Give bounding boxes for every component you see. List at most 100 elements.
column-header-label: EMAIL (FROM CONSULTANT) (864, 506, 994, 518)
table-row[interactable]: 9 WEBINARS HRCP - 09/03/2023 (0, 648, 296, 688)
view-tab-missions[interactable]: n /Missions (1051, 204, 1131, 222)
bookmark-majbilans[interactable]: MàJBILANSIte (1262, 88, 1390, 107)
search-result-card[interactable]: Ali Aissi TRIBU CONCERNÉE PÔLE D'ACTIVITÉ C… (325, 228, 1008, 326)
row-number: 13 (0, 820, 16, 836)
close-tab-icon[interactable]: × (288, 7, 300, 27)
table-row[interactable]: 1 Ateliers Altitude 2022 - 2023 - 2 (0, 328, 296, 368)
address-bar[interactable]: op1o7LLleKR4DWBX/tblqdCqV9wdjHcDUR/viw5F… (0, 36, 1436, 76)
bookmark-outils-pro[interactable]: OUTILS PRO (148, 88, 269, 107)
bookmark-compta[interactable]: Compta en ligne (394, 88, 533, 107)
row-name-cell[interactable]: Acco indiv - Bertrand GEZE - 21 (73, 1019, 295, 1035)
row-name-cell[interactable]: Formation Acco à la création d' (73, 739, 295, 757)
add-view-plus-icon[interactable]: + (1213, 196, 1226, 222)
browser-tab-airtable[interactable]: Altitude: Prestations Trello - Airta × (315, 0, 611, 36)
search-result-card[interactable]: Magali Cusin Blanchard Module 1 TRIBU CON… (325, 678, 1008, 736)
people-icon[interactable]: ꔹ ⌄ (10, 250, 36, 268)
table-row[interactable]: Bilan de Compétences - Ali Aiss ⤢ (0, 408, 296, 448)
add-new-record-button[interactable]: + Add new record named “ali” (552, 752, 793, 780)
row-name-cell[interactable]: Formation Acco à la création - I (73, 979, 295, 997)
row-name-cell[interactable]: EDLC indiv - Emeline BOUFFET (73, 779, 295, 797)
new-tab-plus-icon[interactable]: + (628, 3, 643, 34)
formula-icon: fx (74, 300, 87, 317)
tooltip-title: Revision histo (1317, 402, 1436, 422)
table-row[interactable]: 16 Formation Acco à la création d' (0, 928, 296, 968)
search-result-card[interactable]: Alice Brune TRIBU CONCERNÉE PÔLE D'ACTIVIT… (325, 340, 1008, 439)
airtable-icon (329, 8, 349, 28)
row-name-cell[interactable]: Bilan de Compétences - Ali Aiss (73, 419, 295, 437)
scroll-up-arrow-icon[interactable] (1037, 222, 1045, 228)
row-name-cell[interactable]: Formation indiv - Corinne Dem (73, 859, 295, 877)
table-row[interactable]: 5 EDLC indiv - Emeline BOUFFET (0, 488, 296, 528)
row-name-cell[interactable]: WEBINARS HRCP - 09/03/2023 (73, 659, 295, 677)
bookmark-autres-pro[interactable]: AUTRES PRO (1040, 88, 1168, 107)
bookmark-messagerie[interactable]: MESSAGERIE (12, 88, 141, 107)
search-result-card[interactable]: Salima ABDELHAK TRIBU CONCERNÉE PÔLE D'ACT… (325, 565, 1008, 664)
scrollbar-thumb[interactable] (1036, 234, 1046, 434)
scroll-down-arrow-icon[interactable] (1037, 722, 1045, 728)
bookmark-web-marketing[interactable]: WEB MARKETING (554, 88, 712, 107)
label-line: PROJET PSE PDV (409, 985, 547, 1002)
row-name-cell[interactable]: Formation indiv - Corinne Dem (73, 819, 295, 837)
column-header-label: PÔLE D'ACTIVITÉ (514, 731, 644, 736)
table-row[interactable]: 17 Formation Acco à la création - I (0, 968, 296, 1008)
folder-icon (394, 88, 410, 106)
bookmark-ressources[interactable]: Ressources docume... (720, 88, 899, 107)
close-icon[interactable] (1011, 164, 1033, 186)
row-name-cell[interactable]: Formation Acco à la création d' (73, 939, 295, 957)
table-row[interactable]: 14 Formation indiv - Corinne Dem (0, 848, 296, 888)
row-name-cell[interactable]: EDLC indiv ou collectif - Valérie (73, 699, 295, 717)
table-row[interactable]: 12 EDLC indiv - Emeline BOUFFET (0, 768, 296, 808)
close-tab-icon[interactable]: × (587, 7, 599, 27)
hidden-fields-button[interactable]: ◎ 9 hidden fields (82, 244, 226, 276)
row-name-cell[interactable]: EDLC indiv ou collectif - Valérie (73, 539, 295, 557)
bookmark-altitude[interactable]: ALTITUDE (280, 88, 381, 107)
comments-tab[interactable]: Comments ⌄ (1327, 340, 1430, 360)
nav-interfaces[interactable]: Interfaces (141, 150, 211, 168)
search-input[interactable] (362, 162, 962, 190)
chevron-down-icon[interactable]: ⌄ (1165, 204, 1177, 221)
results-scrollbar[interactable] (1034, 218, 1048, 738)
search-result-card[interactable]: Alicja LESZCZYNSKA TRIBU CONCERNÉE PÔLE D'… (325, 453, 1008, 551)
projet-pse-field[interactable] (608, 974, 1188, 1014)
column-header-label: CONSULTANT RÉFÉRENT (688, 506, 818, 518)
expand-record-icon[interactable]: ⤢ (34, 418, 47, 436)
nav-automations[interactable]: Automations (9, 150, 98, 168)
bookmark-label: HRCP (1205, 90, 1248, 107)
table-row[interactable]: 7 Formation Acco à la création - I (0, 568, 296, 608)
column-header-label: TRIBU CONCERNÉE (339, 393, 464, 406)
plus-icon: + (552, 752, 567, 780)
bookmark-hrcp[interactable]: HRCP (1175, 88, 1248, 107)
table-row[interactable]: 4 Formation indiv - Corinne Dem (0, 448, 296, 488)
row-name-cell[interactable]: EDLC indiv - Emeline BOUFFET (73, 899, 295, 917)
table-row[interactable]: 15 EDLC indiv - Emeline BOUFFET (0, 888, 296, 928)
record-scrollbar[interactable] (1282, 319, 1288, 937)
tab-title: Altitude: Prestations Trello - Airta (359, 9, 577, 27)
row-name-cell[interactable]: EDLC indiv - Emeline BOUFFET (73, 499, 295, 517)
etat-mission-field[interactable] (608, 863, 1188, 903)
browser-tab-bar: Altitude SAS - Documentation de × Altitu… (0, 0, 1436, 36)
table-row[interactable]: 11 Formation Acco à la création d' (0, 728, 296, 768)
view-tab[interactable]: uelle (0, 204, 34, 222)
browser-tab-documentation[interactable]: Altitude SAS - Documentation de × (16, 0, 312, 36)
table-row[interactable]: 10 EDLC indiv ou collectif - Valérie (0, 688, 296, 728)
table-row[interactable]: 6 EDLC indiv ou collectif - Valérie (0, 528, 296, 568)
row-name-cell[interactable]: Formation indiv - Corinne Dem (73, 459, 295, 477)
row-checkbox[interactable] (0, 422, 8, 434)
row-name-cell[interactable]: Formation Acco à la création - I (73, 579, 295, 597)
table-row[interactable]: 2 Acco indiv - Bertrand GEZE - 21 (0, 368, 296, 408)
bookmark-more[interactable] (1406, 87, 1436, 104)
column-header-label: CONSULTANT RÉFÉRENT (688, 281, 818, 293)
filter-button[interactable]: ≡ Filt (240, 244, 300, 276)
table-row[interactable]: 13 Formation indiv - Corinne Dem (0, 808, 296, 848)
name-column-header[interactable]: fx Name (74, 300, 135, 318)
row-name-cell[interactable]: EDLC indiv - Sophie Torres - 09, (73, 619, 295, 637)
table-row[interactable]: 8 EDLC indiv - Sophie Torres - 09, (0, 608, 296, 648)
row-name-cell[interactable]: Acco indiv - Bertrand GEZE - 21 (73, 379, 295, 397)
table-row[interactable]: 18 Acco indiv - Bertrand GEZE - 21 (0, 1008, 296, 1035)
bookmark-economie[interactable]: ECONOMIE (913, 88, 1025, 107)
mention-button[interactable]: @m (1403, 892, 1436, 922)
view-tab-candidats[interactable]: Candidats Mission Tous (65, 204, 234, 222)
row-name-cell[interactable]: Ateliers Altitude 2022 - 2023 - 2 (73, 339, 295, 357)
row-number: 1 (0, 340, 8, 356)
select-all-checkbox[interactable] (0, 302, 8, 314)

__GIVEN TASK__
Show each line of the items above that contains the word "BOUFFET".

__CORRECT OUTPUT__
row-name-cell[interactable]: EDLC indiv - Emeline BOUFFET (73, 779, 295, 797)
table-row[interactable]: 5 EDLC indiv - Emeline BOUFFET (0, 488, 296, 528)
table-row[interactable]: 12 EDLC indiv - Emeline BOUFFET (0, 768, 296, 808)
row-name-cell[interactable]: EDLC indiv - Emeline BOUFFET (73, 899, 295, 917)
table-row[interactable]: 15 EDLC indiv - Emeline BOUFFET (0, 888, 296, 928)
row-name-cell[interactable]: EDLC indiv - Emeline BOUFFET (73, 499, 295, 517)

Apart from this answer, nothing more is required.